▸ **PROBLEM DESCRIPTION**:
Only a number is expected: how many lines in the data below contain the word "chúng".

▸ **GIVEN RECORDS**:
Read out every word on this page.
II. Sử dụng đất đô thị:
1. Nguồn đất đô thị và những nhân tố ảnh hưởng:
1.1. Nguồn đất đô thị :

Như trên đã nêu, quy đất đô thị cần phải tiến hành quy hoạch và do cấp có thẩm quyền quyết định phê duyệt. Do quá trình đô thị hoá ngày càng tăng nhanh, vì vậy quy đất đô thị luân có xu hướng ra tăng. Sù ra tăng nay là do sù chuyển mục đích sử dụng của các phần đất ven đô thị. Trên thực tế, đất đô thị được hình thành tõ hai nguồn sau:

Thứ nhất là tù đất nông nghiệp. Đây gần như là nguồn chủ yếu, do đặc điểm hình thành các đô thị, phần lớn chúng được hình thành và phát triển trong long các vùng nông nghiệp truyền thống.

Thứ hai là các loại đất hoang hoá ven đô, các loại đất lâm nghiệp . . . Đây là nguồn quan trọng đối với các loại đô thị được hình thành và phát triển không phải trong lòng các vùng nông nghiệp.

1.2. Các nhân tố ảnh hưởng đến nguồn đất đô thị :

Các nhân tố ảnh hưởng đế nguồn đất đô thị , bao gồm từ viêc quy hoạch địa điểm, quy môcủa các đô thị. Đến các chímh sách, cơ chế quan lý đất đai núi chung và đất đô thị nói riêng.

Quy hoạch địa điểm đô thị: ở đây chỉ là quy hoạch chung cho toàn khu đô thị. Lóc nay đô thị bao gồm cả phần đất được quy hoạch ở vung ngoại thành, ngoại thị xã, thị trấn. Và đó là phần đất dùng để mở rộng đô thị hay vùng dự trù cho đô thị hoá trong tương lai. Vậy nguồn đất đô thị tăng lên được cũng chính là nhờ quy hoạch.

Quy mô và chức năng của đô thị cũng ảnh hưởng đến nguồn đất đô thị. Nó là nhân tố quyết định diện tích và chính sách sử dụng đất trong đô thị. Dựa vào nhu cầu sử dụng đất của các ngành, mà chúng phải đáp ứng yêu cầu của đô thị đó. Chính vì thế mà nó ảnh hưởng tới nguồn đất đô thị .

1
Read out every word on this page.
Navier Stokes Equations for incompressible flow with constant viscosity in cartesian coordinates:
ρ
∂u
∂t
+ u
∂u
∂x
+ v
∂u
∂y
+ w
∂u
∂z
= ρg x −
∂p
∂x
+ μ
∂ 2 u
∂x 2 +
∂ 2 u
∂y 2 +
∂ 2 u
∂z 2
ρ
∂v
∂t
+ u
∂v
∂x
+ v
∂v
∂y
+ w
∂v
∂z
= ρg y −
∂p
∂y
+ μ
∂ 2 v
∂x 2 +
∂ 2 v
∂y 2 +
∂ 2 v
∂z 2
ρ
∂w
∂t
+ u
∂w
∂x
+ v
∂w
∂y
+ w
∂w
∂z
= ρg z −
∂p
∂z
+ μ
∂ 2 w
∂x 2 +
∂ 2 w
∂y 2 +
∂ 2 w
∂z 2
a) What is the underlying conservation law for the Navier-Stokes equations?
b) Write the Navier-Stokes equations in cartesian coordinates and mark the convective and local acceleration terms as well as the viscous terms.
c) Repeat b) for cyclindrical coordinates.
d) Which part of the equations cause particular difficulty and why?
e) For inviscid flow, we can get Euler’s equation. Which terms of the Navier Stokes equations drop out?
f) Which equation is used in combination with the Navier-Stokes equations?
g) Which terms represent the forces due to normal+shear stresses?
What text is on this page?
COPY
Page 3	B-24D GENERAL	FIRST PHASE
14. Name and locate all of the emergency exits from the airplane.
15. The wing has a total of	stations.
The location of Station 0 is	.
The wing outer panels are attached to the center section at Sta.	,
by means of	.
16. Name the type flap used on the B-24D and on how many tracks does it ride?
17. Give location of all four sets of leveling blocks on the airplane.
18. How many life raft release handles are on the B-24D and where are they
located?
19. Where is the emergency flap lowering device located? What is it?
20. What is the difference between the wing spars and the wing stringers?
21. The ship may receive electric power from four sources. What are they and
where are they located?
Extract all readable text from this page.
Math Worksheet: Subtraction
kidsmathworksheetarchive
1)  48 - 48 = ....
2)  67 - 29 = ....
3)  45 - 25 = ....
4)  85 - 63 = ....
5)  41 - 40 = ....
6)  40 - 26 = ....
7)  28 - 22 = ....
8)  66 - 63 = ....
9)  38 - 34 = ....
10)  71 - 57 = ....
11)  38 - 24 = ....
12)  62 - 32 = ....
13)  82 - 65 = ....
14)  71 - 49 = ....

▸ **OUTPUT FOR THIS EXERCISE**:
2